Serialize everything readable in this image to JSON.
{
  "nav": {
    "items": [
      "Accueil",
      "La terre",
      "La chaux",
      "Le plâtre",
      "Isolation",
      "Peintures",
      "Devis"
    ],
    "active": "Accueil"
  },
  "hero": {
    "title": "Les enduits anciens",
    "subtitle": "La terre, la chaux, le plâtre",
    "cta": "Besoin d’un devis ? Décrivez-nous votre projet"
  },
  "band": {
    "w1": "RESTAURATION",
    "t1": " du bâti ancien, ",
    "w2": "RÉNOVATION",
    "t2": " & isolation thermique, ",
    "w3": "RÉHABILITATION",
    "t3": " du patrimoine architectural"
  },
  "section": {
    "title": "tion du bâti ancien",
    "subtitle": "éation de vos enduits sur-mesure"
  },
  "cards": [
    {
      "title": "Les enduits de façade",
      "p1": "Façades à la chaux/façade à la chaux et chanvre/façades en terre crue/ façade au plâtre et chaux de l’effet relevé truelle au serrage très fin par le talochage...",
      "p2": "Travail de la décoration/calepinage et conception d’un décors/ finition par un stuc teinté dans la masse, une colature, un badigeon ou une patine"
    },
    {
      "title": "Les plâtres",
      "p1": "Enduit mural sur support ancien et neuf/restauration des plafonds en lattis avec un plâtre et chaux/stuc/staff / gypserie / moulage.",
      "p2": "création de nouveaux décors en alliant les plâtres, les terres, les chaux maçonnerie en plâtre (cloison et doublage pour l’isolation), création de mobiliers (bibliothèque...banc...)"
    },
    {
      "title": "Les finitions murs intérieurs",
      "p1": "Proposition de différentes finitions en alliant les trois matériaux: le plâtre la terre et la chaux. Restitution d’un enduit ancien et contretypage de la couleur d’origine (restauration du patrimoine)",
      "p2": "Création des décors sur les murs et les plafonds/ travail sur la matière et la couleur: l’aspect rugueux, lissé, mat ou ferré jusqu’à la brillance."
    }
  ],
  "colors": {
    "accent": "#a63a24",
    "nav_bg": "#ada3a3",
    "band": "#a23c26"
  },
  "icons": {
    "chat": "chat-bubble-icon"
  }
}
==*==
- [Aim] Keep only those lines of the records that hold "finitions", and return them.

- [Output below]
      "title": "Les finitions murs intérieurs",
      "p1": "Proposition de différentes finitions en alliant les trois matériaux: le plâtre la terre et la chaux. Restitution d’un enduit ancien et contretypage de la couleur d’origine (restauration du patrimoine)",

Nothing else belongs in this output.